**Data for this exercise**
START
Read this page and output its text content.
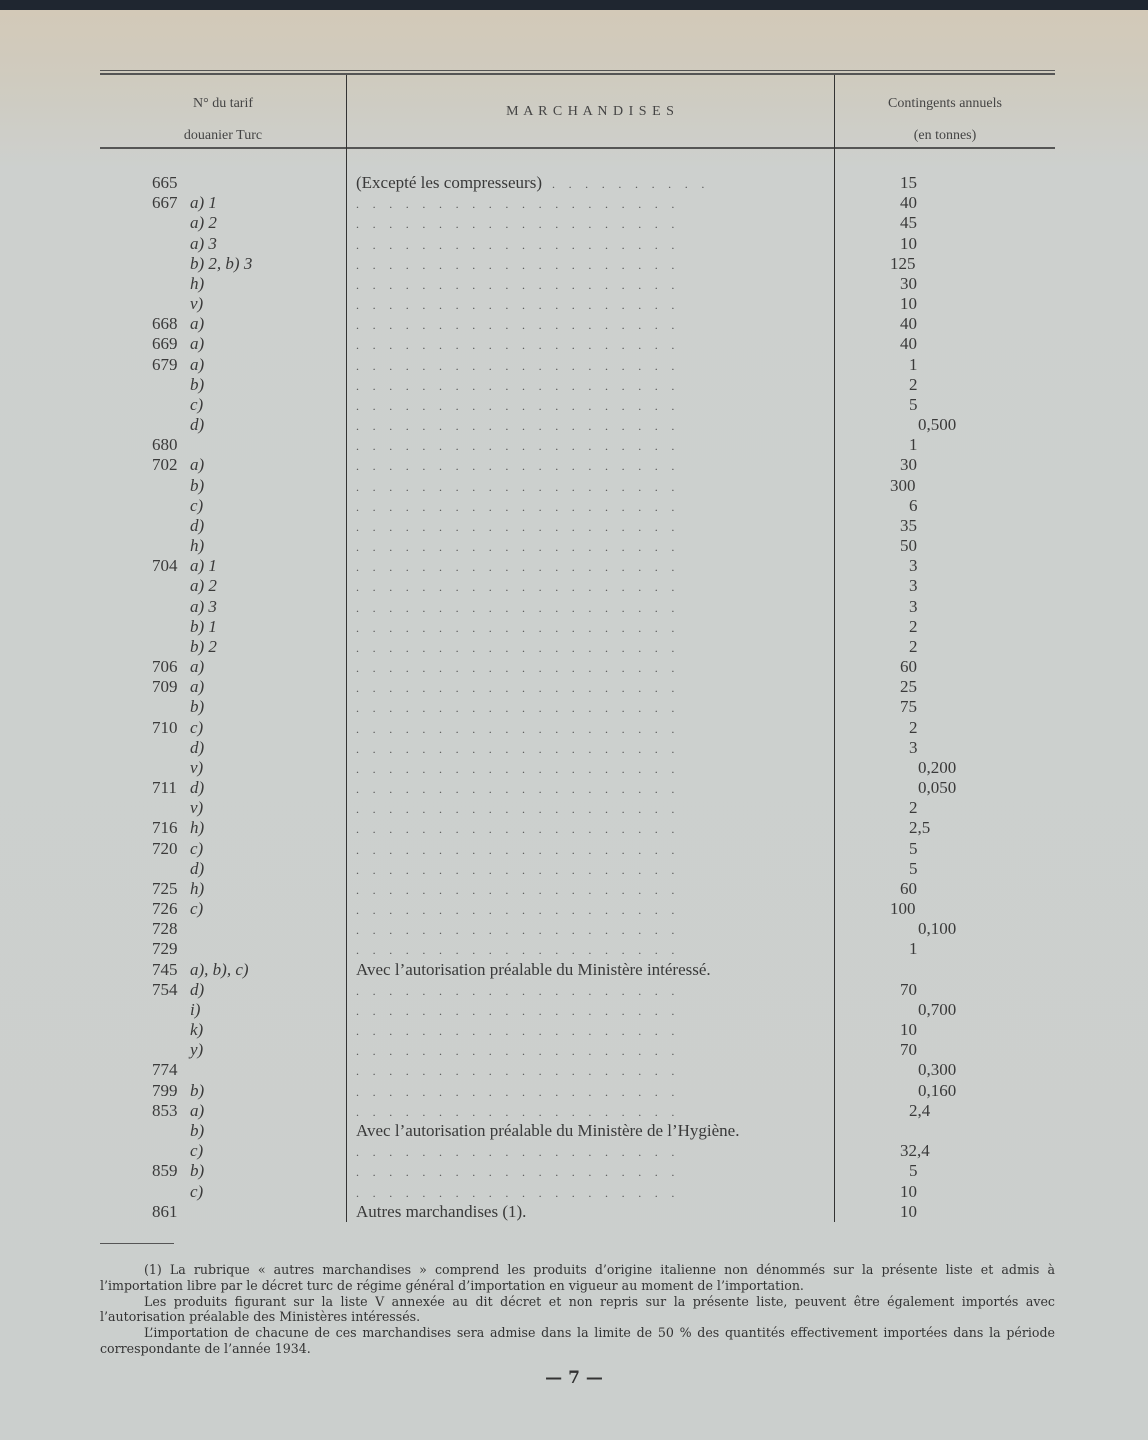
N° du tarif
douanier Turc
M A R C H A N D I S E S
Contingents annuels
(en tonnes)
665	(Excepté les compresseurs) ..........	15
667 a) 1	....................	40
a) 2	....................	45
a) 3	....................	10
b) 2, b) 3	....................	125
h)	....................	30
v)	....................	10
668 a)	....................	40
669 a)	....................	40
679 a)	....................	1
b)	....................	2
c)	....................	5
d)	....................	0,500
680	....................	1
702 a)	....................	30
b)	....................	300
c)	....................	6
d)	....................	35
h)	....................	50
704 a) 1	....................	3
a) 2	....................	3
a) 3	....................	3
b) 1	....................	2
b) 2	....................	2
706 a)	....................	60
709 a)	....................	25
b)	....................	75
710 c)	....................	2
d)	....................	3
v)	....................	0,200
711 d)	....................	0,050
v)	....................	2
716 h)	....................	2,5
720 c)	....................	5
d)	....................	5
725 h)	....................	60
726 c)	....................	100
728	....................	0,100
729	....................	1
745 a), b), c)	Avec l’autorisation préalable du Ministère intéressé.
754 d)	....................	70
i)	....................	0,700
k)	....................	10
y)	....................	70
774	....................	0,300
799 b)	....................	0,160
853 a)	....................	2,4
b)	Avec l’autorisation préalable du Ministère de l’Hygiène.
c)	....................	32,4
859 b)	....................	5
c)	....................	10
861	Autres marchandises (1).	10

(1) La rubrique « autres marchandises » comprend les produits d’origine italienne non dénommés sur la présente liste et admis à l’importation libre par le décret turc de régime général d’importation en vigueur au moment de l’importation.

Les produits figurant sur la liste V annexée au dit décret et non repris sur la présente liste, peuvent être également importés avec l’autorisation préalable des Ministères intéressés.

L’importation de chacune de ces marchandises sera admise dans la limite de 50 % des quantités effectivement importées dans la période correspondante de l’année 1934.

— 7 —
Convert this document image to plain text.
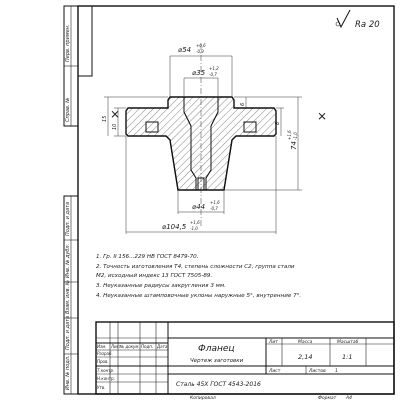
Перв. примен.
Справ. №
Подп. и дата
Инв. № дубл.
Взам. инв. №
Подп. и дата
Инв. № подл.
Ra 20
⌀54
+0,6
-0,9
⌀35
+1,2
-0,7
⌀44
+1,6
-0,7
⌀104,5
+1,6
-1,0
74
+1,6 -1,0
6
8
10
15 ⨯	⨯
1. Гр. II 156...229 НВ ГОСТ 8479-70.
2. Точность изготовления Т4, степень сложности С2, группа стали
М2, исходный индекс 13 ГОСТ 7505-89.
3. Неуказанные радиусы закругления 3 мм.
4. Неуказанные штамповочные уклоны наружные 5°, внутренние 7°.
Изм. Лист
№ докум. Подп. Дата
Разраб.
Пров.
Т.контр.
Н.контр.
Утв.
Фланец
Чертеж заготовки
Сталь 45Х ГОСТ 4543-2016
Лит	Масса	Масштаб
2,14	1:1
Лист	Листов 1
Копировал	Формат A4
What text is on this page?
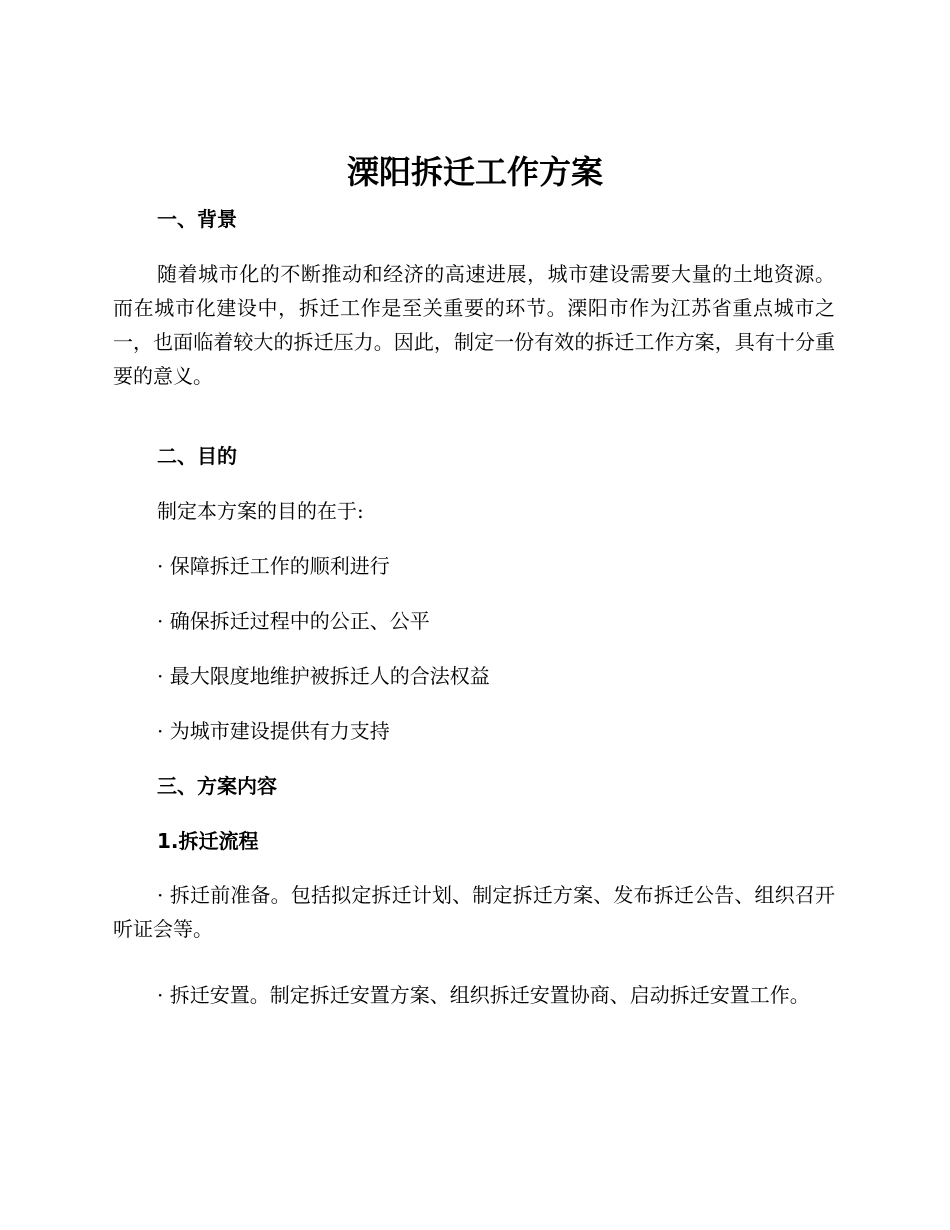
溧阳拆迁工作方案
一、背景

随着城市化的不断推动和经济的高速进展，城市建设需要大量的土地资源。而在城市化建设中，拆迁工作是至关重要的环节。溧阳市作为江苏省重点城市之一，也面临着较大的拆迁压力。因此，制定一份有效的拆迁工作方案，具有十分重要的意义。

二、目的

制定本方案的目的在于:

· 保障拆迁工作的顺利进行

· 确保拆迁过程中的公正、公平

· 最大限度地维护被拆迁人的合法权益

· 为城市建设提供有力支持

三、方案内容
1.拆迁流程

· 拆迁前准备。包括拟定拆迁计划、制定拆迁方案、发布拆迁公告、组织召开听证会等。

· 拆迁安置。制定拆迁安置方案、组织拆迁安置协商、启动拆迁安置工作。
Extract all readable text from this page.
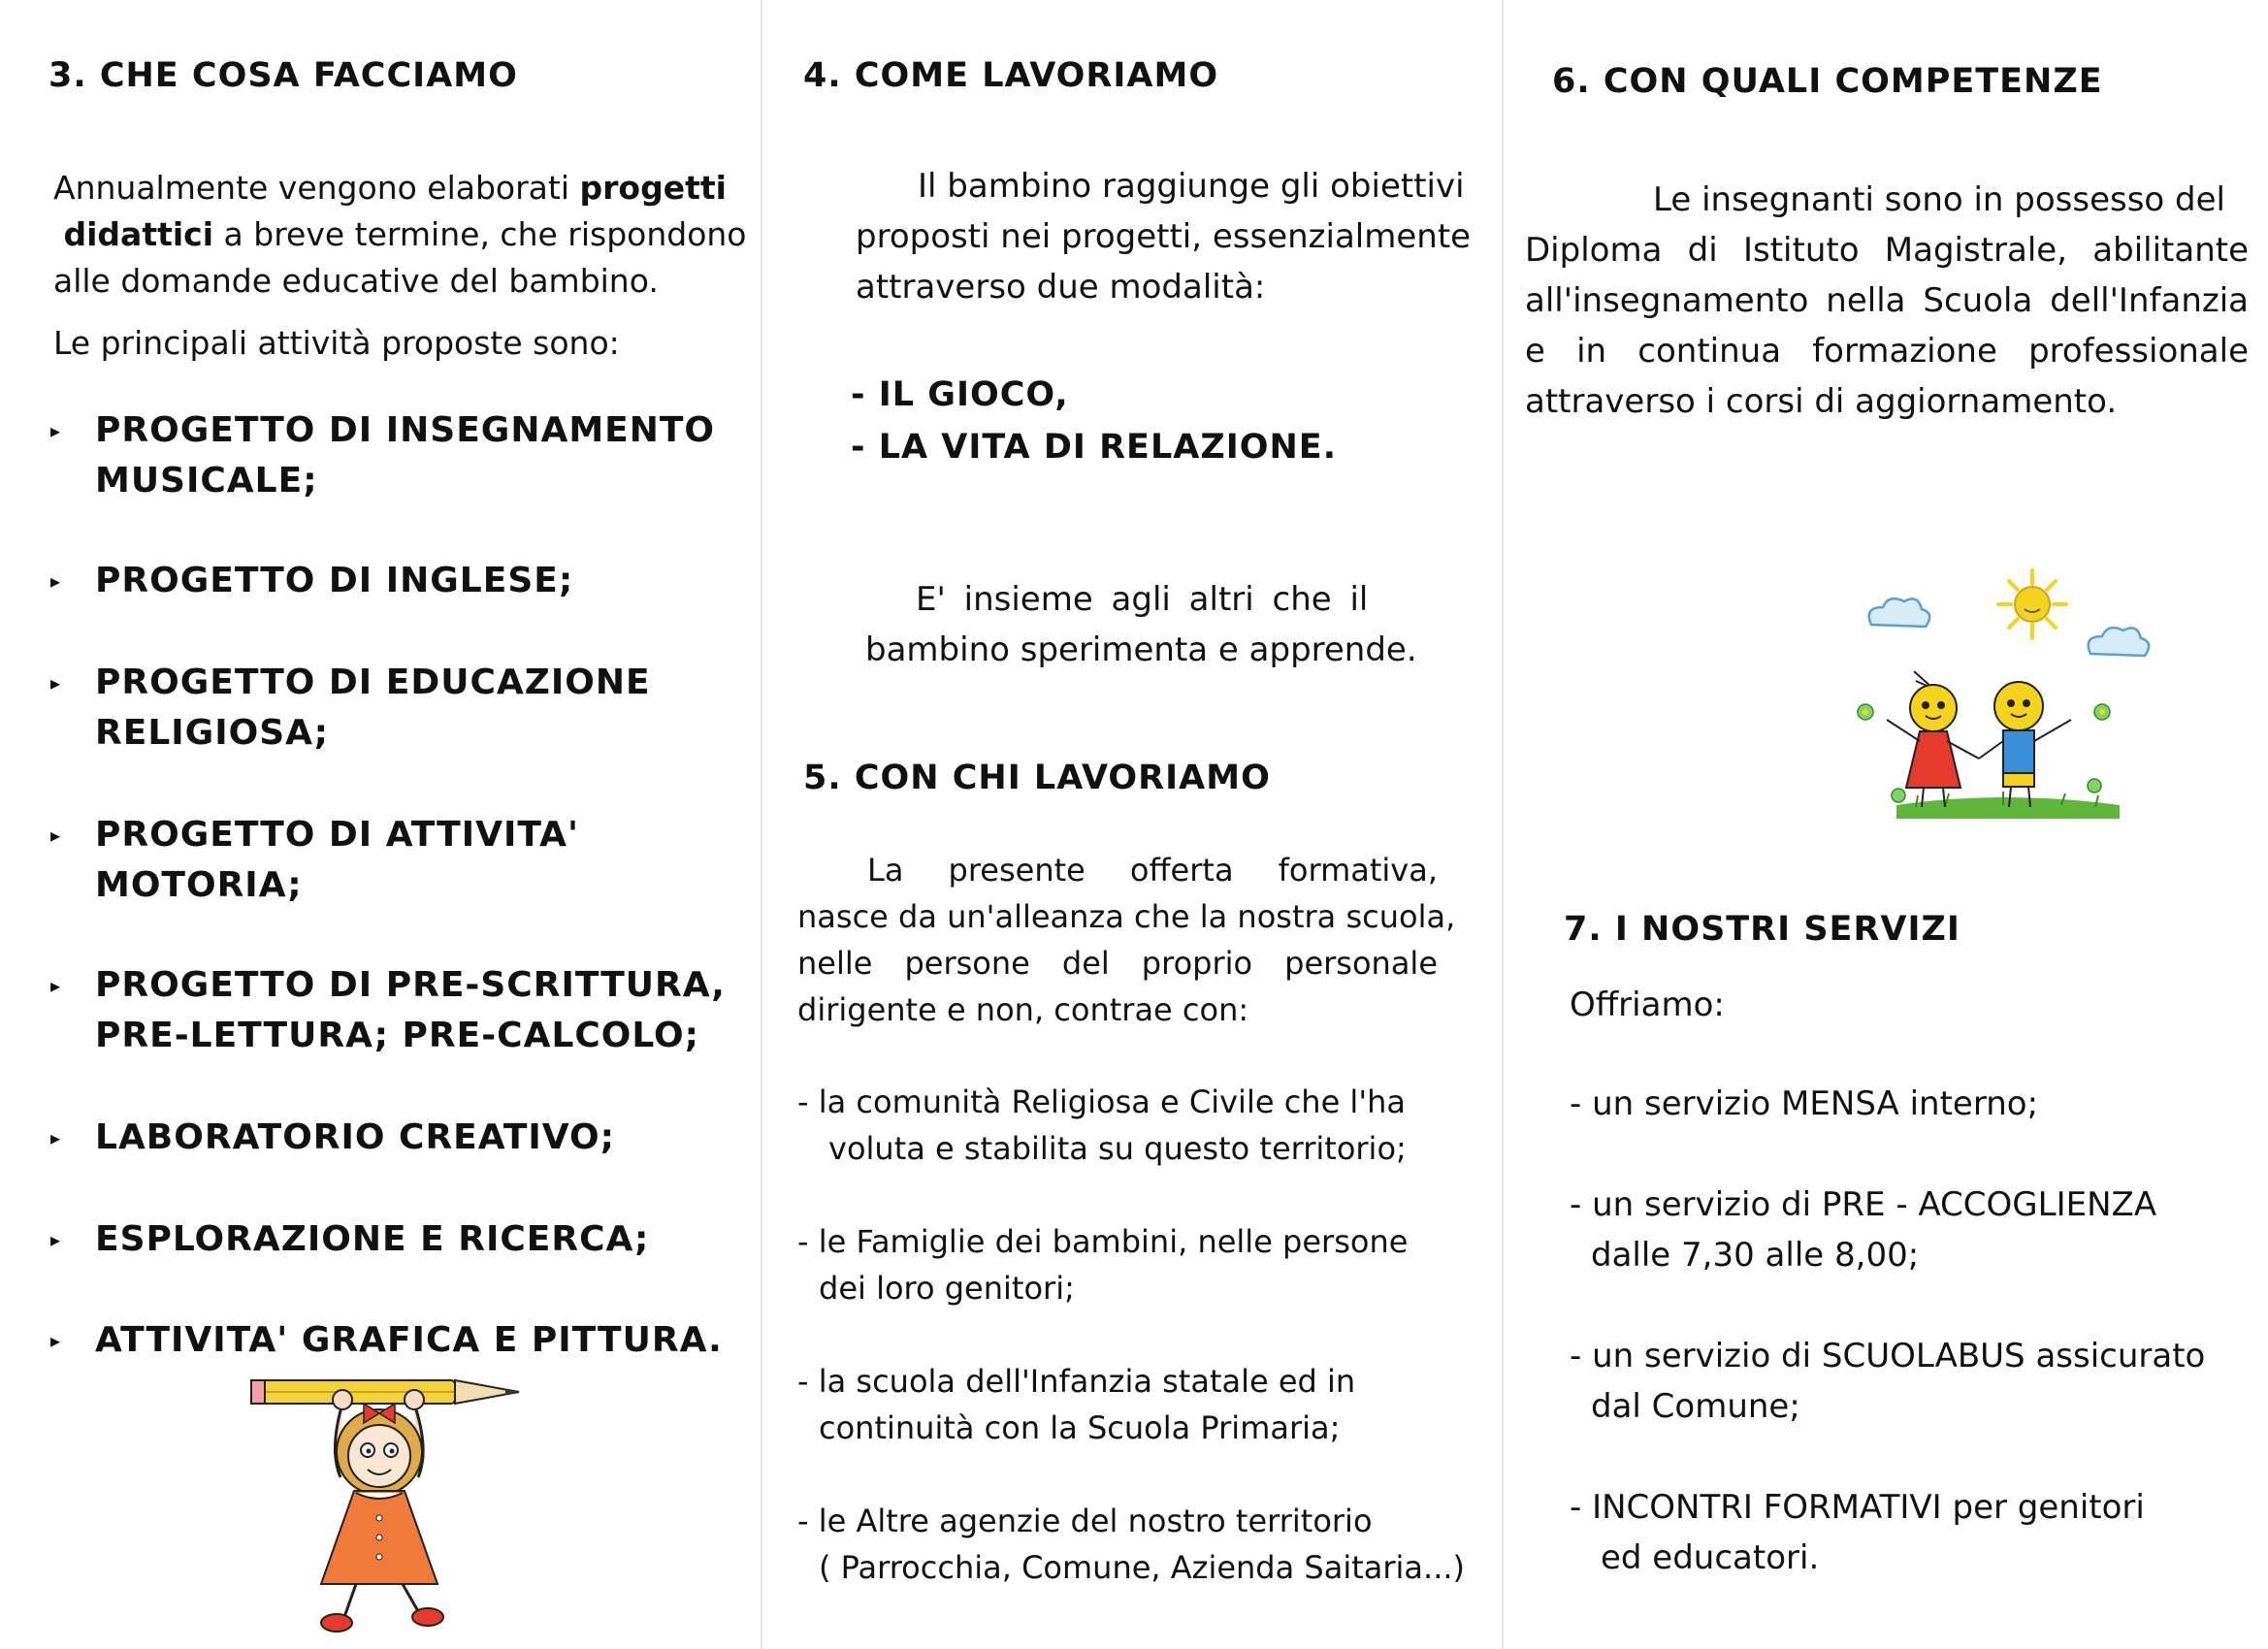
3. CHE COSA FACCIAMO
Annualmente vengono elaborati progetti
didattici a breve termine, che rispondono
alle domande educative del bambino.
Le principali attività proposte sono:
▸ PROGETTO DI INSEGNAMENTO
MUSICALE;
▸ PROGETTO DI INGLESE;
▸ PROGETTO DI EDUCAZIONE
RELIGIOSA;
▸ PROGETTO DI ATTIVITA'
MOTORIA;
▸ PROGETTO DI PRE-SCRITTURA,
PRE-LETTURA; PRE-CALCOLO;
▸ LABORATORIO CREATIVO;
▸ ESPLORAZIONE E RICERCA;
▸ ATTIVITA' GRAFICA E PITTURA.
4. COME LAVORIAMO
Il bambino raggiunge gli obiettivi
proposti nei progetti, essenzialmente
attraverso due modalità:
- IL GIOCO,
- LA VITA DI RELAZIONE.
E' insieme agli altri che il
bambino sperimenta e apprende.
5. CON CHI LAVORIAMO
La presente offerta formativa,
nasce da un'alleanza che la nostra scuola,
nelle persone del proprio personale
dirigente e non, contrae con:
- la comunità Religiosa e Civile che l'ha
voluta e stabilita su questo territorio;
- le Famiglie dei bambini, nelle persone
dei loro genitori;
- la scuola dell'Infanzia statale ed in
continuità con la Scuola Primaria;
- le Altre agenzie del nostro territorio
( Parrocchia, Comune, Azienda Saitaria...)
6. CON QUALI COMPETENZE
Le insegnanti sono in possesso del
Diploma di Istituto Magistrale, abilitante
all'insegnamento nella Scuola dell'Infanzia
e in continua formazione professionale
attraverso i corsi di aggiornamento.
7. I NOSTRI SERVIZI
Offriamo:
- un servizio MENSA interno;
- un servizio di PRE - ACCOGLIENZA
dalle 7,30 alle 8,00;
- un servizio di SCUOLABUS assicurato
dal Comune;
- INCONTRI FORMATIVI per genitori
ed educatori.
END
**Work to do**
Determine the number of lines in the records that include the string "genitori", and respond with that number only.

**Output below**
2